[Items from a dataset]

──────────

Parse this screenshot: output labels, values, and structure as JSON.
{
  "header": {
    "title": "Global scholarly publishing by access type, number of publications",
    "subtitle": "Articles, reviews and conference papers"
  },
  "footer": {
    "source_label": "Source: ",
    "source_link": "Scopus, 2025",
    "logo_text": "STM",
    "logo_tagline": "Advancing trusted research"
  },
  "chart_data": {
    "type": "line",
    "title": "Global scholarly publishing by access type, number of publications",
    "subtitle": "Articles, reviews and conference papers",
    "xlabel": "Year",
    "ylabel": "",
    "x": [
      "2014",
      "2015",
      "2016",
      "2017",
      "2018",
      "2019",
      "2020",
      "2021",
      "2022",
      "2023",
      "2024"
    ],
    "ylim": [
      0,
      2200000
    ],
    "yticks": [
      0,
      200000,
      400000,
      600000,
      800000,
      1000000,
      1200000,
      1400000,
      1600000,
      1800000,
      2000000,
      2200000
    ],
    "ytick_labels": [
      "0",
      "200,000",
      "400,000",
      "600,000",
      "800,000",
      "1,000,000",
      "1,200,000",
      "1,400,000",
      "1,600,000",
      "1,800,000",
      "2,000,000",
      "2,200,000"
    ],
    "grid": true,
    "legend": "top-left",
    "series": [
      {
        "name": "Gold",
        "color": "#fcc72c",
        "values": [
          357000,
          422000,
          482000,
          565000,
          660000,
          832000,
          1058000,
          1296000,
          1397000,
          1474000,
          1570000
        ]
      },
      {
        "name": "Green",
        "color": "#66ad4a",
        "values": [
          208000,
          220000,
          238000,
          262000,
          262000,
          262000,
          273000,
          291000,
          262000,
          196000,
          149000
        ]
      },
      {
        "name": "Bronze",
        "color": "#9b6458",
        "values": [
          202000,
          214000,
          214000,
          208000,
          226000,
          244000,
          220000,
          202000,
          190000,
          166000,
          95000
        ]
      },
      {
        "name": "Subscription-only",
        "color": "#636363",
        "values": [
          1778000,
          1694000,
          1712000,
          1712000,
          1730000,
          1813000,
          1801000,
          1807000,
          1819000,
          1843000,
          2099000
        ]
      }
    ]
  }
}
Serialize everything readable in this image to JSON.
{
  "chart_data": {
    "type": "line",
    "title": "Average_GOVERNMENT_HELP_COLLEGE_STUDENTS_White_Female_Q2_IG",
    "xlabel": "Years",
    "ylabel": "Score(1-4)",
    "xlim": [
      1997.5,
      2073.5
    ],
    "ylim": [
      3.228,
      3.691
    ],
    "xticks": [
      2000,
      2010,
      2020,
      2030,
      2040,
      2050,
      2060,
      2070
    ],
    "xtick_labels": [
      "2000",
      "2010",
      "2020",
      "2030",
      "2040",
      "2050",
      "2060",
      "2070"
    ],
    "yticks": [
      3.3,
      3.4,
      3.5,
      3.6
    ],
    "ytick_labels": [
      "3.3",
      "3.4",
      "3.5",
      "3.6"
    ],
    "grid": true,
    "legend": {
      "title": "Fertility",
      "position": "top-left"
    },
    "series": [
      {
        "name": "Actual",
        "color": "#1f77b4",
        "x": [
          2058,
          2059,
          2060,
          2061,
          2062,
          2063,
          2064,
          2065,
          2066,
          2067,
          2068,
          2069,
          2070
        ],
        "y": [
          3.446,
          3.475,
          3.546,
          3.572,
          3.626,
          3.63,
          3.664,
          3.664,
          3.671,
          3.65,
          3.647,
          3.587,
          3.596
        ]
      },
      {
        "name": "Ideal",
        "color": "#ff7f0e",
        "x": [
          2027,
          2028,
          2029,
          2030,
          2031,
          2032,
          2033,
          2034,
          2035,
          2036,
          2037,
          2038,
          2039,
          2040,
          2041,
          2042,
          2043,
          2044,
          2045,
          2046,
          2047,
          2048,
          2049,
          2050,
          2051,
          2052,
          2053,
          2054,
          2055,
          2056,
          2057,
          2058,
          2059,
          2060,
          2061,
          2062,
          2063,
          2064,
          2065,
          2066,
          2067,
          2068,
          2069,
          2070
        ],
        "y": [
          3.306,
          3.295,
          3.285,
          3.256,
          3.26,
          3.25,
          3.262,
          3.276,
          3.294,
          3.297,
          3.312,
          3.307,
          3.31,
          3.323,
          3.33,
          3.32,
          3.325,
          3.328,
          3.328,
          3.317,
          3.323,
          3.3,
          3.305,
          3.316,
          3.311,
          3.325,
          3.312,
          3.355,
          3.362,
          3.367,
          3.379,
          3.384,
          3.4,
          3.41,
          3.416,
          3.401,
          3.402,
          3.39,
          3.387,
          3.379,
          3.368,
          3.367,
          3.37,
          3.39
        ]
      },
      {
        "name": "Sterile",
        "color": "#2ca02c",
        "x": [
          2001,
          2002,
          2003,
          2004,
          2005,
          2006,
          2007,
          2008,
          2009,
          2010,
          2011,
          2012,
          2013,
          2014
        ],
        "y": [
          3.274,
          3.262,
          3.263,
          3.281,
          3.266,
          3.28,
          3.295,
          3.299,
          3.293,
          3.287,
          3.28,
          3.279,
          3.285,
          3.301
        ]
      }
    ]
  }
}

──────────

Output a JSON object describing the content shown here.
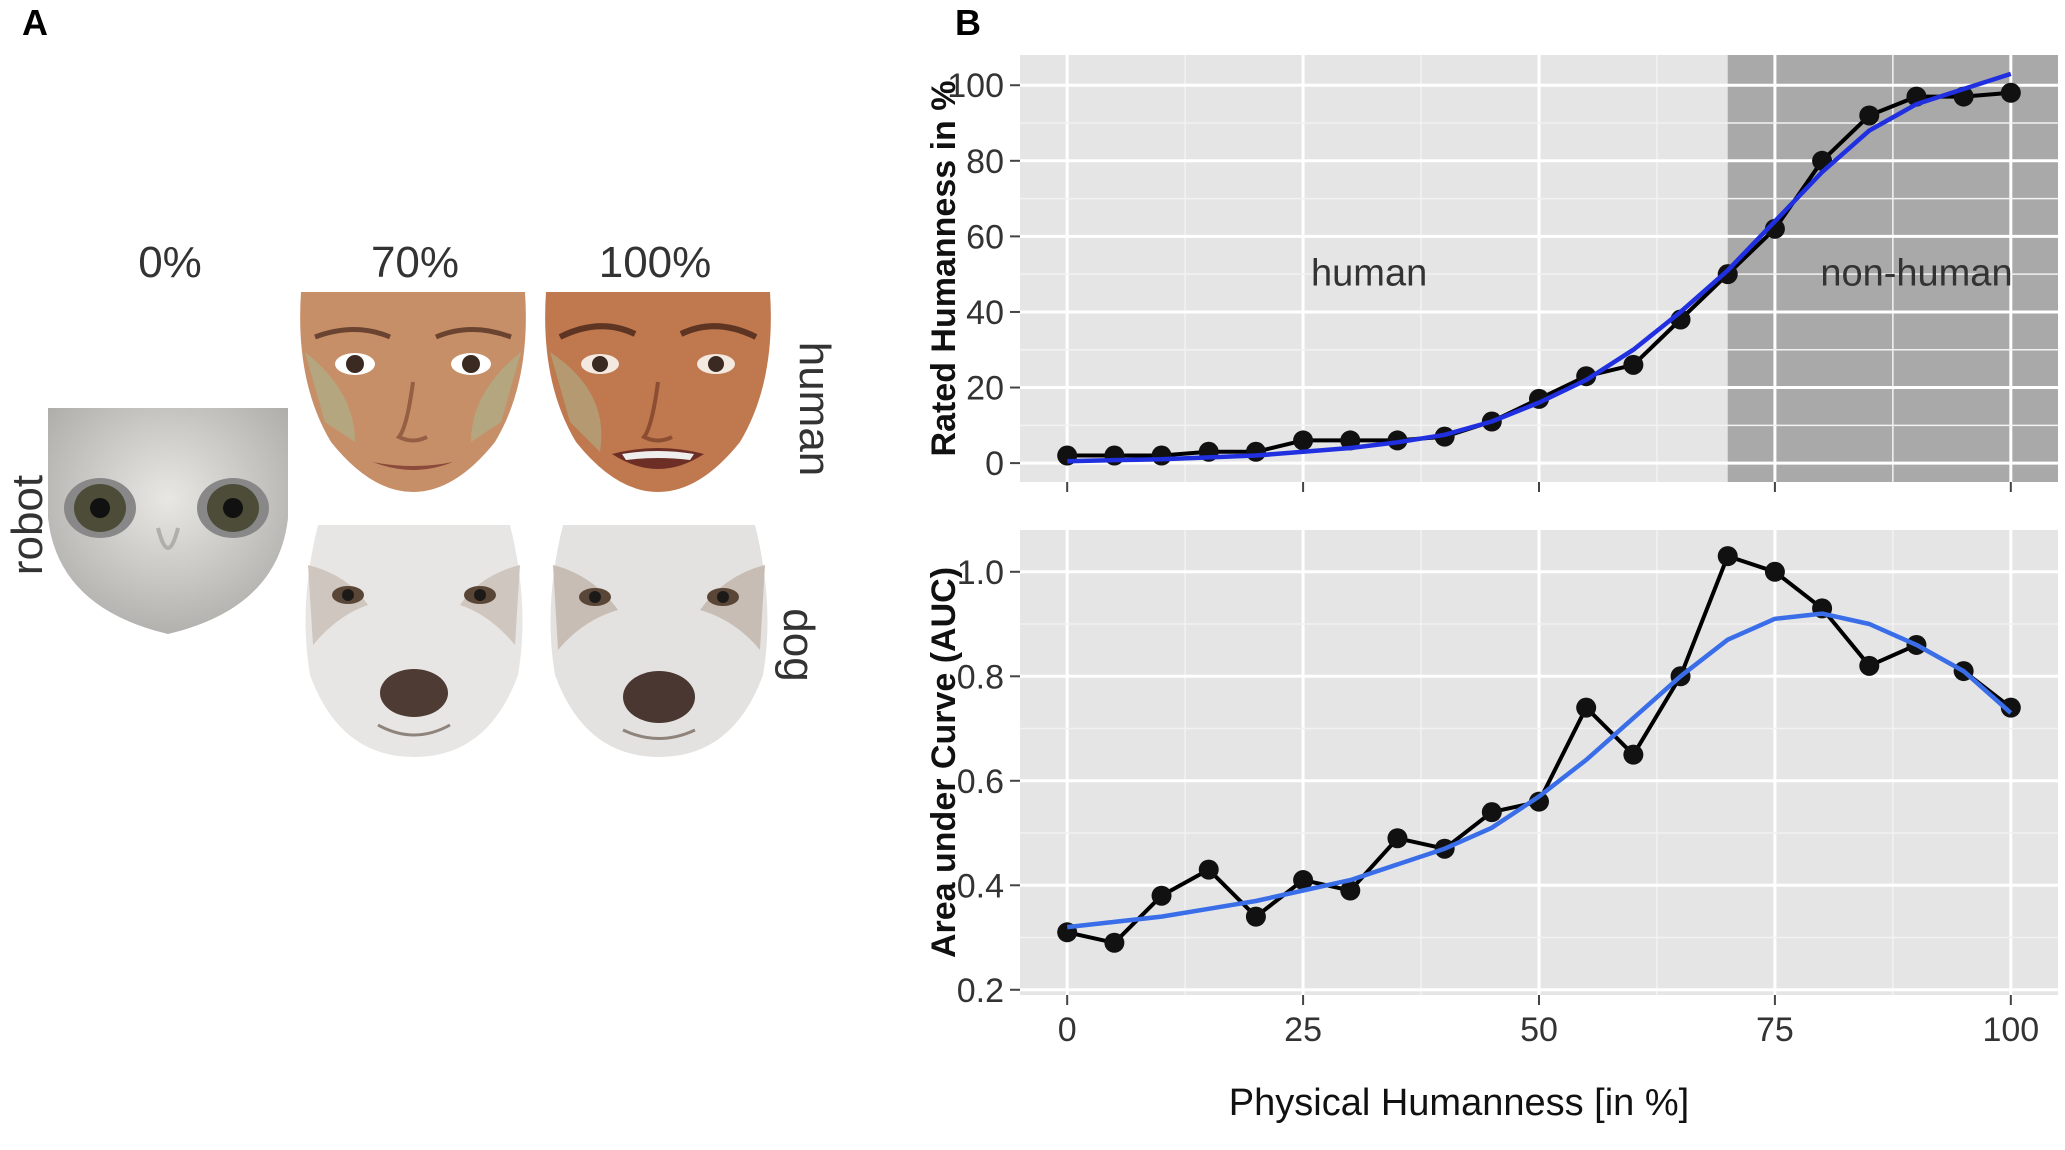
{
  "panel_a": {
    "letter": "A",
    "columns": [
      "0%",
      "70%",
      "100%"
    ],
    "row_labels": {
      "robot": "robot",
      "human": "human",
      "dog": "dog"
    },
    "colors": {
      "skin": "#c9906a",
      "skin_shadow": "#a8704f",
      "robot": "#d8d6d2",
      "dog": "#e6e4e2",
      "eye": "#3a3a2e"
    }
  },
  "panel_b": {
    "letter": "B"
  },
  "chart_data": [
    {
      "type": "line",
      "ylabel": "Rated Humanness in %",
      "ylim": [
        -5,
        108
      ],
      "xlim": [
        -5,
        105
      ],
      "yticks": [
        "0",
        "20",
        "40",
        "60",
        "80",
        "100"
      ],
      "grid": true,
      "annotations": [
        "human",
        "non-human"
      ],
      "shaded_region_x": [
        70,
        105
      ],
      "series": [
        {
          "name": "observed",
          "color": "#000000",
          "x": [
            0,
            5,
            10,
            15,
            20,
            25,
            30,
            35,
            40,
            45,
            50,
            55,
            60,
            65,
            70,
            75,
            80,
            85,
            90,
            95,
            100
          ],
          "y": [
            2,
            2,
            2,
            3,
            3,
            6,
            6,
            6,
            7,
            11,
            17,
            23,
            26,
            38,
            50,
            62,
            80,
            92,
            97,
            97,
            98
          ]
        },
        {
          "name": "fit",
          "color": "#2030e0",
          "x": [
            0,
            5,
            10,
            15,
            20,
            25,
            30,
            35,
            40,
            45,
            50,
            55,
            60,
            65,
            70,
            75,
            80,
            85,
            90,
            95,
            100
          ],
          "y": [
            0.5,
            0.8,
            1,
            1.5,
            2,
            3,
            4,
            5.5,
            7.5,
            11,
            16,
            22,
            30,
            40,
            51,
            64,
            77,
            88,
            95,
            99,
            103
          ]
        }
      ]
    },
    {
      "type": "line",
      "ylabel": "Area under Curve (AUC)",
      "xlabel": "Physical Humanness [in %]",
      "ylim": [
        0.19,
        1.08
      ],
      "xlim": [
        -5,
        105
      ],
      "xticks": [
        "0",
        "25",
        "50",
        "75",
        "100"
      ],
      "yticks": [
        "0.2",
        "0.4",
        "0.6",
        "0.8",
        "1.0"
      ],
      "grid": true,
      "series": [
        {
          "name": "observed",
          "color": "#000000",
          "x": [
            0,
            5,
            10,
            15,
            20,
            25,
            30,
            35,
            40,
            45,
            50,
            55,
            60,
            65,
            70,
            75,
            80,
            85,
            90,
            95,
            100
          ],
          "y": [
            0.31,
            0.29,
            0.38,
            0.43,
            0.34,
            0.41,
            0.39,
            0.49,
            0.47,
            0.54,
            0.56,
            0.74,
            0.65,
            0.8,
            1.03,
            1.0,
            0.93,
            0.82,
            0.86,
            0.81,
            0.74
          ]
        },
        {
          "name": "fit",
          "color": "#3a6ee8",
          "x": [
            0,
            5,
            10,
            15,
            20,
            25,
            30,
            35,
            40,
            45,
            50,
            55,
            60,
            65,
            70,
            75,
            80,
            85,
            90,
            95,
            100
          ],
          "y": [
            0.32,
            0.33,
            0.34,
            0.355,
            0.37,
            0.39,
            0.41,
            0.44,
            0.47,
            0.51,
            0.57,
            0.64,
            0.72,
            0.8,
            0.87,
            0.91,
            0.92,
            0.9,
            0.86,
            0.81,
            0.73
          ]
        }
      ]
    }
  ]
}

──────────

* WHAT IS EXPECTED
Give only the number of lines in the data that include the string "this".

* EXERCISE SOLUTION
2